* _Entries from a dataset_:
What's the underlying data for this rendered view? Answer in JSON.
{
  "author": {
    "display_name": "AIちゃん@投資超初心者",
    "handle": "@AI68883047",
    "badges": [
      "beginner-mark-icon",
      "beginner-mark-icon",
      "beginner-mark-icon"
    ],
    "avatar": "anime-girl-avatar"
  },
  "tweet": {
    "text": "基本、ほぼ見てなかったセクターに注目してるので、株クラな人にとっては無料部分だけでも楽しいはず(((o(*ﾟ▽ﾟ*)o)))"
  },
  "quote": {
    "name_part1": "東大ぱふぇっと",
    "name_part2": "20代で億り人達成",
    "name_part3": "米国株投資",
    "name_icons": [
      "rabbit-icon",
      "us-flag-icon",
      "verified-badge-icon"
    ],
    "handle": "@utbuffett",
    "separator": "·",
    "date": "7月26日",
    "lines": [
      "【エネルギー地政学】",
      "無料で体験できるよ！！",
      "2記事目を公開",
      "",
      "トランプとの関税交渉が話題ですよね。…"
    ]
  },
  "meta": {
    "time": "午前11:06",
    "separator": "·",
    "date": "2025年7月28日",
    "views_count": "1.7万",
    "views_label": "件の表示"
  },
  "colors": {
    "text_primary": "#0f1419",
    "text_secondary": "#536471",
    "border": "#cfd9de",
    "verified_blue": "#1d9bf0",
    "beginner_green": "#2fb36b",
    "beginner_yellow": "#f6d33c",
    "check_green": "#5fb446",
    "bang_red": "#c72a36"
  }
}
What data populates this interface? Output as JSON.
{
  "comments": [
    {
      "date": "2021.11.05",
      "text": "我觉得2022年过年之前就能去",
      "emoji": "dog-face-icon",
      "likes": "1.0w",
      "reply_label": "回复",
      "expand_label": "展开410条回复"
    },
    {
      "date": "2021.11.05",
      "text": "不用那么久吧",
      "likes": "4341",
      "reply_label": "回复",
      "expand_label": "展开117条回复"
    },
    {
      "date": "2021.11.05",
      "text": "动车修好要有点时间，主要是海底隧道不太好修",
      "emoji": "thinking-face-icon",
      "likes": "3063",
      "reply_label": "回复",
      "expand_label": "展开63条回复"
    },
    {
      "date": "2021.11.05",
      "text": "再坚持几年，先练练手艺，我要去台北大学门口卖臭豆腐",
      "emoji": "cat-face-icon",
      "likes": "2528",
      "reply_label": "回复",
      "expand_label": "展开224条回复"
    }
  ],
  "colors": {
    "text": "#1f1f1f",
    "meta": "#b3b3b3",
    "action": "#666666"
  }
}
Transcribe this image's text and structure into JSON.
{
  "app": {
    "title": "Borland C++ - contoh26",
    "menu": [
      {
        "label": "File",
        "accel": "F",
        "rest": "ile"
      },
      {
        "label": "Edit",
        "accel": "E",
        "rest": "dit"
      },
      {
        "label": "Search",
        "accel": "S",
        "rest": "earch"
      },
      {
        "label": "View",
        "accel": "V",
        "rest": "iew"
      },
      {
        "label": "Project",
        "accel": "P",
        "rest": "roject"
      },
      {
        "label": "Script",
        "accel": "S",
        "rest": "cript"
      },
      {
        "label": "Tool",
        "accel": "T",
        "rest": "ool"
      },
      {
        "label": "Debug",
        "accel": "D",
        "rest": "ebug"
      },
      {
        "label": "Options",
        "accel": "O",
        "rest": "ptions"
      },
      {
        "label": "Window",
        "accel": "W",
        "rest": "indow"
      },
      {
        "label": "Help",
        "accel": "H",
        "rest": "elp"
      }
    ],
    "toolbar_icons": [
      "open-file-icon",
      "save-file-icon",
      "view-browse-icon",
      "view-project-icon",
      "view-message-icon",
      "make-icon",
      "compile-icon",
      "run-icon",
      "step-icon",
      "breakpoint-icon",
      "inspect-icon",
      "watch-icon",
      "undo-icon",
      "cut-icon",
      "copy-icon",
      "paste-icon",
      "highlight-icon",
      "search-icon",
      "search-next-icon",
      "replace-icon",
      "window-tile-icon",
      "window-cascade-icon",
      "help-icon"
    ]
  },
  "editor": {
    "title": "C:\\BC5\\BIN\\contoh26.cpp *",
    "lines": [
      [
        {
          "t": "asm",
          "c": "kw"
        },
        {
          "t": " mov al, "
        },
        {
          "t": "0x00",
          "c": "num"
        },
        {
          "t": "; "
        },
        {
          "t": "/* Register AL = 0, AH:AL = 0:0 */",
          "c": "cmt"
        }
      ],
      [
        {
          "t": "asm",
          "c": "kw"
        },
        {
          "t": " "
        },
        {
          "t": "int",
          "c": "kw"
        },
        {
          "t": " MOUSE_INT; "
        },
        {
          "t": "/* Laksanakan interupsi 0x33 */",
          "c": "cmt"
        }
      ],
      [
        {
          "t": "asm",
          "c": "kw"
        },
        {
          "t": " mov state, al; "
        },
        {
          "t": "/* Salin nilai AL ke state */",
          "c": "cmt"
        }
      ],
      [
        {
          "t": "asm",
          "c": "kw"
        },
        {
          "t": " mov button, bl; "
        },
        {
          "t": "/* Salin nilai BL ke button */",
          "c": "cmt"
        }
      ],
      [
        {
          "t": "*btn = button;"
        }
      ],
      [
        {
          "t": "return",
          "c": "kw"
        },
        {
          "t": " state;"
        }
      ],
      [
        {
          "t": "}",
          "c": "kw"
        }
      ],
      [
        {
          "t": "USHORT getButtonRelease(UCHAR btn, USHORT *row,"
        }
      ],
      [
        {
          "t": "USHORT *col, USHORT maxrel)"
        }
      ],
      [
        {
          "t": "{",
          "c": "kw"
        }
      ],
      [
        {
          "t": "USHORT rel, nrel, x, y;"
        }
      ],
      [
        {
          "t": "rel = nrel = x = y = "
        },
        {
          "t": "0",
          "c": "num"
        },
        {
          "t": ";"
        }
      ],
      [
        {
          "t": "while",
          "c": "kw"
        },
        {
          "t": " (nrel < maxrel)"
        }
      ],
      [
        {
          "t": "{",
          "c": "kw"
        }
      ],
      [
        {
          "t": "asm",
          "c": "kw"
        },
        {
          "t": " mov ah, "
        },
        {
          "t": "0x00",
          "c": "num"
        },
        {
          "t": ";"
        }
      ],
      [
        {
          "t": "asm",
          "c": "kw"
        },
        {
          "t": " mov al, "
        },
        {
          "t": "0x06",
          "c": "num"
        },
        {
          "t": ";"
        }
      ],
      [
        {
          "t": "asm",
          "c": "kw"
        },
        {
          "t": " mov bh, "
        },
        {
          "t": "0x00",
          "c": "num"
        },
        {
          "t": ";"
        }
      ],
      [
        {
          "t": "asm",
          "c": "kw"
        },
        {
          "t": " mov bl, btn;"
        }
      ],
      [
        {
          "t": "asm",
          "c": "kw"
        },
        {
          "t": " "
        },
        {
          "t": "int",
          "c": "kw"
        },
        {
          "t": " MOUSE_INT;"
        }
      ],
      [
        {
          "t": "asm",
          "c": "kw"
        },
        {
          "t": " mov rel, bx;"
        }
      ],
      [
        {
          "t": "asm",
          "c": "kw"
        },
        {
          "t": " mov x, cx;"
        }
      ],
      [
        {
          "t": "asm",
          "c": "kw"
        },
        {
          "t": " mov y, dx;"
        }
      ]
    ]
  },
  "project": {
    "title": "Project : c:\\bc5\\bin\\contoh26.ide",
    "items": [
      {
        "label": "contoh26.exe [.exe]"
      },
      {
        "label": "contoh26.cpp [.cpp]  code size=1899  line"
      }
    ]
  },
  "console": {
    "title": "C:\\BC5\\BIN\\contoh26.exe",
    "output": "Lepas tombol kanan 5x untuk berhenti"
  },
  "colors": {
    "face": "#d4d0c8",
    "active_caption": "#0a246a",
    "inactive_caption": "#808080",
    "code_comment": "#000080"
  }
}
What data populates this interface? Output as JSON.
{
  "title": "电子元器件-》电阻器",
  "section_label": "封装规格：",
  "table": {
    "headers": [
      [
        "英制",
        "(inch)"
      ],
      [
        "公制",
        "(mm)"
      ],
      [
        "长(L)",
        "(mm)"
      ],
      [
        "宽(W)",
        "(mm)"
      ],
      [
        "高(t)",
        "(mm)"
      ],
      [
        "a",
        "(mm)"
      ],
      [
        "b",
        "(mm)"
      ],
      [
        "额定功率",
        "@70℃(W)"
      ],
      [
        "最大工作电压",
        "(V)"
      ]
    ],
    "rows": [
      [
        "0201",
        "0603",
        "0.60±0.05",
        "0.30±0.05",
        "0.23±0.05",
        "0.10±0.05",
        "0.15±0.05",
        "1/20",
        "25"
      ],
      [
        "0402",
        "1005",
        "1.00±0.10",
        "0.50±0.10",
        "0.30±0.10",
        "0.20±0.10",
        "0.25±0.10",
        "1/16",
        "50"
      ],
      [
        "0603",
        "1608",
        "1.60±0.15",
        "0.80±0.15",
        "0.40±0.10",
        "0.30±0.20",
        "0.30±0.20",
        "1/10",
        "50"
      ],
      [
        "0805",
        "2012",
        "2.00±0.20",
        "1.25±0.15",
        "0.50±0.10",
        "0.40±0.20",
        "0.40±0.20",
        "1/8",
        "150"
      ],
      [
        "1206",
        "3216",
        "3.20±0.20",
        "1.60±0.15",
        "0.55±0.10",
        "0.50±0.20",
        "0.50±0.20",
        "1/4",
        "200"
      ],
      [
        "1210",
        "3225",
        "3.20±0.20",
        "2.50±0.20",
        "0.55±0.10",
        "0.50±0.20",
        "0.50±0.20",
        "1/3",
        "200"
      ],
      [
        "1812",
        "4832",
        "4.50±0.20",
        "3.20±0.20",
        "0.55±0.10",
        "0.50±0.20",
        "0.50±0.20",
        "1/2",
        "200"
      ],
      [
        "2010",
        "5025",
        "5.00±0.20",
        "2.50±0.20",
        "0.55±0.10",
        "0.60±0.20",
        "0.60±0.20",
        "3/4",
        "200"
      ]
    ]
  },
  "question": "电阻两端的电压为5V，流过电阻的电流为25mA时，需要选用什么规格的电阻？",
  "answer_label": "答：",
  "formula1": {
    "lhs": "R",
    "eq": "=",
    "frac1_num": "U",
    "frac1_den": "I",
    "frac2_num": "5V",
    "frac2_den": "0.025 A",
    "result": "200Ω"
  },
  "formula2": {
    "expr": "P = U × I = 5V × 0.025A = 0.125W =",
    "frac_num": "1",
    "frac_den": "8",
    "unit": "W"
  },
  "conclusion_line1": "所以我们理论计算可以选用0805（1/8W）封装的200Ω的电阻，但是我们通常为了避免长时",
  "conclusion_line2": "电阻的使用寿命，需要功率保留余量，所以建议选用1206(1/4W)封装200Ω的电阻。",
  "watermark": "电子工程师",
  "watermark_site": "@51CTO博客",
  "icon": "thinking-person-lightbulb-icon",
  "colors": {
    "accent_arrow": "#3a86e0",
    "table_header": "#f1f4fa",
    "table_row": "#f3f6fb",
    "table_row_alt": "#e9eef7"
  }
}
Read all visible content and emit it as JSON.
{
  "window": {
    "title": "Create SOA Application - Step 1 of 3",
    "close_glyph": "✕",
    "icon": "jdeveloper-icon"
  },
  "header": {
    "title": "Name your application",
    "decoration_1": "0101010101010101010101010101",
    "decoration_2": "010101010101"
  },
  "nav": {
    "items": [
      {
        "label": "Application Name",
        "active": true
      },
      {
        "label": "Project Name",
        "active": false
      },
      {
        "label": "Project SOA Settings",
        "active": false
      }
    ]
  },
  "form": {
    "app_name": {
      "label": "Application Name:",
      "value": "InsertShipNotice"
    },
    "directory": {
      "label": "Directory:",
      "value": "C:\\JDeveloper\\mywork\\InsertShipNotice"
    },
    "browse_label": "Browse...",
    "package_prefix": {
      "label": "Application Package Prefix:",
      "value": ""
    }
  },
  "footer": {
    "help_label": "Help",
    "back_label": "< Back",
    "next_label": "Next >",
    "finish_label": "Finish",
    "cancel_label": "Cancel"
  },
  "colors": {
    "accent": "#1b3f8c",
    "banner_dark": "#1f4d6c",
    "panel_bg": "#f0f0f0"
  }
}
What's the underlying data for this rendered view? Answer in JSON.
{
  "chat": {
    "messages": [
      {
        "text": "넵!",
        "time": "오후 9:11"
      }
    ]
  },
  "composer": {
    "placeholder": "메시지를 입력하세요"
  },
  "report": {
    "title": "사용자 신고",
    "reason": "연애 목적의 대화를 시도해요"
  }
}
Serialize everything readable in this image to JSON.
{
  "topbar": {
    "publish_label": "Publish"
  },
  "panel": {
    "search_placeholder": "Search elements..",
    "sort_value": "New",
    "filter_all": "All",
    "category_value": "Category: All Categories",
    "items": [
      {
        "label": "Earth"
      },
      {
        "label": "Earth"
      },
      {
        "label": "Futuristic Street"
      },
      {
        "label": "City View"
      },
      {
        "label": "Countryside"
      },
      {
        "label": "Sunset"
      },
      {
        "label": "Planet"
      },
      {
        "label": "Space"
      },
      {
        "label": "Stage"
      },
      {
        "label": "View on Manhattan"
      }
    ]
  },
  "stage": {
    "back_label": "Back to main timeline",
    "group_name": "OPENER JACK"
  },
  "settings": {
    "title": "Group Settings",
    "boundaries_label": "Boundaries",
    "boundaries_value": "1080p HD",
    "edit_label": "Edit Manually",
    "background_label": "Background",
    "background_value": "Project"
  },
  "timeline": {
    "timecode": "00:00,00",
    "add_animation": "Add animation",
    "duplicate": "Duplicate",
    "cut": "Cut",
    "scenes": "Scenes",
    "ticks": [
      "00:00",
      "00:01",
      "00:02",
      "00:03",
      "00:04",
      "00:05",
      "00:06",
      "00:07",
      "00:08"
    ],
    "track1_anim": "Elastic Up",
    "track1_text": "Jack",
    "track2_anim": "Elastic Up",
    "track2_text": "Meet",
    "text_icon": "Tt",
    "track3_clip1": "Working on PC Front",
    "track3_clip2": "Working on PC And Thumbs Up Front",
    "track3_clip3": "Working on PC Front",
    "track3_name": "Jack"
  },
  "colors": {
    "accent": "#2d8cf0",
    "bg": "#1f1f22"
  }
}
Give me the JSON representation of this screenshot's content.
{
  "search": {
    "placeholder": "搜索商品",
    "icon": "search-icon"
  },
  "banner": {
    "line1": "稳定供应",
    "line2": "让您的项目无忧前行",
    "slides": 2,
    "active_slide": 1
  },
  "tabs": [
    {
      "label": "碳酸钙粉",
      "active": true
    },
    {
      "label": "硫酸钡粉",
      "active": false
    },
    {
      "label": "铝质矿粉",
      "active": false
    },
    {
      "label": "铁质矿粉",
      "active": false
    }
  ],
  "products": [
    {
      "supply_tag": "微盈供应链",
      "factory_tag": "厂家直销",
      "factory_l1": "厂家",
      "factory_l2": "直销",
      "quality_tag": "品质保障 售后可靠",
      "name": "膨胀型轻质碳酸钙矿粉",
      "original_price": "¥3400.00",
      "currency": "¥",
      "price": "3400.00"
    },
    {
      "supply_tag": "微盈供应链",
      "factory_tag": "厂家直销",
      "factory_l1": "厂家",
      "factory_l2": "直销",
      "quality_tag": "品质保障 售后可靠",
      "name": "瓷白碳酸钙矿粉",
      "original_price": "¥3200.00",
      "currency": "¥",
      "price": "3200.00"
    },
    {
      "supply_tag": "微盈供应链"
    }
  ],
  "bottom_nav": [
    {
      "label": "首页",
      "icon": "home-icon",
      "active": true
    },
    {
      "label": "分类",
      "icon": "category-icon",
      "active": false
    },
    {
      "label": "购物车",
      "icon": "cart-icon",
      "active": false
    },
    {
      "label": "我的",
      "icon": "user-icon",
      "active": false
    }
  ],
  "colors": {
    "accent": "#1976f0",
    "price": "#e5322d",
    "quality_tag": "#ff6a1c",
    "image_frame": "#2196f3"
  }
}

* _Short exercise_: Filter the entries and copy out every line with the word "InsertShipNotice".

* _Full output_:
      "value": "InsertShipNotice"
      "value": "C:\\JDeveloper\\mywork\\InsertShipNotice"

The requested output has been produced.